● GIVEN EXERCISE
Write out all of the data exactly as it appears.

● TASK INPUTS
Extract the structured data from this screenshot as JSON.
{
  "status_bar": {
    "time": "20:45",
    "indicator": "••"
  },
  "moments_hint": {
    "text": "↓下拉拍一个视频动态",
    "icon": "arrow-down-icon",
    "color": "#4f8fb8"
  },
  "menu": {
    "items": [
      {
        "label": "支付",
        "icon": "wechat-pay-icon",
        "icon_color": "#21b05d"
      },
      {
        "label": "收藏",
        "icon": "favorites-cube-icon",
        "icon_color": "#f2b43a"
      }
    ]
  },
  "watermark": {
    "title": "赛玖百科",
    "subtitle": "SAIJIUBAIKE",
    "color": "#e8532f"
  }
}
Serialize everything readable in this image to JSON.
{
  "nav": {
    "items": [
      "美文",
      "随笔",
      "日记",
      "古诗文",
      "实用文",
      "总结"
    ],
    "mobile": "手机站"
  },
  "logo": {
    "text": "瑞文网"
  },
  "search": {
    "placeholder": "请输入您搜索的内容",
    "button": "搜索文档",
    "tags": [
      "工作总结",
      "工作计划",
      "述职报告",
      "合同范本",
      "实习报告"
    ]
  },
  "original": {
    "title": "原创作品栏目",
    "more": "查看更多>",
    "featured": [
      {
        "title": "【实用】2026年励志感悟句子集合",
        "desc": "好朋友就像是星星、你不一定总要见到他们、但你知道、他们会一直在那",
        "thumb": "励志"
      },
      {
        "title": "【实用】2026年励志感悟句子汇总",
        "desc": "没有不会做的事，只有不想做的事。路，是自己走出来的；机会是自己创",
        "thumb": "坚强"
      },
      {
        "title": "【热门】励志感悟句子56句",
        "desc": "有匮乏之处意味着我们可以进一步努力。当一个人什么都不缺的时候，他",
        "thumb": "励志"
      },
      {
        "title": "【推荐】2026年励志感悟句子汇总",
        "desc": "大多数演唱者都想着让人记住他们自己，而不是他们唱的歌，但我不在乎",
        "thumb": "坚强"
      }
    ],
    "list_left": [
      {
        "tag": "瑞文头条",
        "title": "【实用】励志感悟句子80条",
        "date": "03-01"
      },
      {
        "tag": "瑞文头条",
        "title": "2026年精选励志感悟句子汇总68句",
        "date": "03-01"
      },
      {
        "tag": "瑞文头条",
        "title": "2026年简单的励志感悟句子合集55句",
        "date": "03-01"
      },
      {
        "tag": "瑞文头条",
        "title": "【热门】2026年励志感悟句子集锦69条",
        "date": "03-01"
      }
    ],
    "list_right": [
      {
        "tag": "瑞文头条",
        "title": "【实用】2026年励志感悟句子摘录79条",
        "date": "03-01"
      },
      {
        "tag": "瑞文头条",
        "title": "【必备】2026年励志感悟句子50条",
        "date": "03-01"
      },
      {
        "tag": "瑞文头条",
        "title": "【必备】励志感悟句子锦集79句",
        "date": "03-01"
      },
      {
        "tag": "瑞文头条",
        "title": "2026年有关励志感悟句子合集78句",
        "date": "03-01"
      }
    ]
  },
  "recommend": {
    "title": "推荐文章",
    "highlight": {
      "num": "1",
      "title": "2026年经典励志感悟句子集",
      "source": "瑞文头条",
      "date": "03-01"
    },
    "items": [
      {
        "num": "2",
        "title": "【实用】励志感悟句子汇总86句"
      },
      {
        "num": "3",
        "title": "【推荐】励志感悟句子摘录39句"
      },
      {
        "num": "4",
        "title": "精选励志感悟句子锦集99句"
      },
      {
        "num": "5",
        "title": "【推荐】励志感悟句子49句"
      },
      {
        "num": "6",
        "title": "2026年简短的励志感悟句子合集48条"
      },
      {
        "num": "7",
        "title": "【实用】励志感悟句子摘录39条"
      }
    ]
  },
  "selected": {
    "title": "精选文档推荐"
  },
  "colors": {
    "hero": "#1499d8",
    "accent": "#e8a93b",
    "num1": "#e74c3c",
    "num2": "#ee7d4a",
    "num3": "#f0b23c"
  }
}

● SOLUTION TO THIS PROBLEM
Extract the structured data from this screenshot as JSON.
{
  "status_bar": {
    "time": "20:45",
    "indicator": "••"
  },
  "moments_hint": {
    "text": "↓下拉拍一个视频动态",
    "icon": "arrow-down-icon",
    "color": "#4f8fb8"
  },
  "menu": {
    "items": [
      {
        "label": "支付",
        "icon": "wechat-pay-icon",
        "icon_color": "#21b05d"
      },
      {
        "label": "收藏",
        "icon": "favorites-cube-icon",
        "icon_color": "#f2b43a"
      }
    ]
  },
  "watermark": {
    "title": "赛玖百科",
    "subtitle": "SAIJIUBAIKE",
    "color": "#e8532f"
  }
}
Serialize everything readable in this image to JSON.
{
  "nav": {
    "items": [
      "美文",
      "随笔",
      "日记",
      "古诗文",
      "实用文",
      "总结"
    ],
    "mobile": "手机站"
  },
  "logo": {
    "text": "瑞文网"
  },
  "search": {
    "placeholder": "请输入您搜索的内容",
    "button": "搜索文档",
    "tags": [
      "工作总结",
      "工作计划",
      "述职报告",
      "合同范本",
      "实习报告"
    ]
  },
  "original": {
    "title": "原创作品栏目",
    "more": "查看更多>",
    "featured": [
      {
        "title": "【实用】2026年励志感悟句子集合",
        "desc": "好朋友就像是星星、你不一定总要见到他们、但你知道、他们会一直在那",
        "thumb": "励志"
      },
      {
        "title": "【实用】2026年励志感悟句子汇总",
        "desc": "没有不会做的事，只有不想做的事。路，是自己走出来的；机会是自己创",
        "thumb": "坚强"
      },
      {
        "title": "【热门】励志感悟句子56句",
        "desc": "有匮乏之处意味着我们可以进一步努力。当一个人什么都不缺的时候，他",
        "thumb": "励志"
      },
      {
        "title": "【推荐】2026年励志感悟句子汇总",
        "desc": "大多数演唱者都想着让人记住他们自己，而不是他们唱的歌，但我不在乎",
        "thumb": "坚强"
      }
    ],
    "list_left": [
      {
        "tag": "瑞文头条",
        "title": "【实用】励志感悟句子80条",
        "date": "03-01"
      },
      {
        "tag": "瑞文头条",
        "title": "2026年精选励志感悟句子汇总68句",
        "date": "03-01"
      },
      {
        "tag": "瑞文头条",
        "title": "2026年简单的励志感悟句子合集55句",
        "date": "03-01"
      },
      {
        "tag": "瑞文头条",
        "title": "【热门】2026年励志感悟句子集锦69条",
        "date": "03-01"
      }
    ],
    "list_right": [
      {
        "tag": "瑞文头条",
        "title": "【实用】2026年励志感悟句子摘录79条",
        "date": "03-01"
      },
      {
        "tag": "瑞文头条",
        "title": "【必备】2026年励志感悟句子50条",
        "date": "03-01"
      },
      {
        "tag": "瑞文头条",
        "title": "【必备】励志感悟句子锦集79句",
        "date": "03-01"
      },
      {
        "tag": "瑞文头条",
        "title": "2026年有关励志感悟句子合集78句",
        "date": "03-01"
      }
    ]
  },
  "recommend": {
    "title": "推荐文章",
    "highlight": {
      "num": "1",
      "title": "2026年经典励志感悟句子集",
      "source": "瑞文头条",
      "date": "03-01"
    },
    "items": [
      {
        "num": "2",
        "title": "【实用】励志感悟句子汇总86句"
      },
      {
        "num": "3",
        "title": "【推荐】励志感悟句子摘录39句"
      },
      {
        "num": "4",
        "title": "精选励志感悟句子锦集99句"
      },
      {
        "num": "5",
        "title": "【推荐】励志感悟句子49句"
      },
      {
        "num": "6",
        "title": "2026年简短的励志感悟句子合集48条"
      },
      {
        "num": "7",
        "title": "【实用】励志感悟句子摘录39条"
      }
    ]
  },
  "selected": {
    "title": "精选文档推荐"
  },
  "colors": {
    "hero": "#1499d8",
    "accent": "#e8a93b",
    "num1": "#e74c3c",
    "num2": "#ee7d4a",
    "num3": "#f0b23c"
  }
}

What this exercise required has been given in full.